*What you should do:* State how many lines contain the string "Tracker", and write nothing else.

*Extracted records:*
◆ ◆ ◆ ◆ ◆

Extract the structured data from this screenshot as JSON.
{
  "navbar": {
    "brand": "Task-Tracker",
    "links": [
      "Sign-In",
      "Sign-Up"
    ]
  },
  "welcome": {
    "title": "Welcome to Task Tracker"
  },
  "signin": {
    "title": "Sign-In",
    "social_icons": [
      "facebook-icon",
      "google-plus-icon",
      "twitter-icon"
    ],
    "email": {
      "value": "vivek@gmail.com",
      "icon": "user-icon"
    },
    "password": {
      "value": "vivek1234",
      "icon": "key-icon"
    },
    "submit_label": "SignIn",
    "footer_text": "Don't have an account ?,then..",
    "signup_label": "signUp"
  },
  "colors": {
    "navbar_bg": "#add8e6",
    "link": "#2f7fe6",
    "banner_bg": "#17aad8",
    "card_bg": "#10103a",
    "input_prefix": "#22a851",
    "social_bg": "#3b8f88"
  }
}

◆ ◆ ◆ ◆ ◆

*Response below:* 2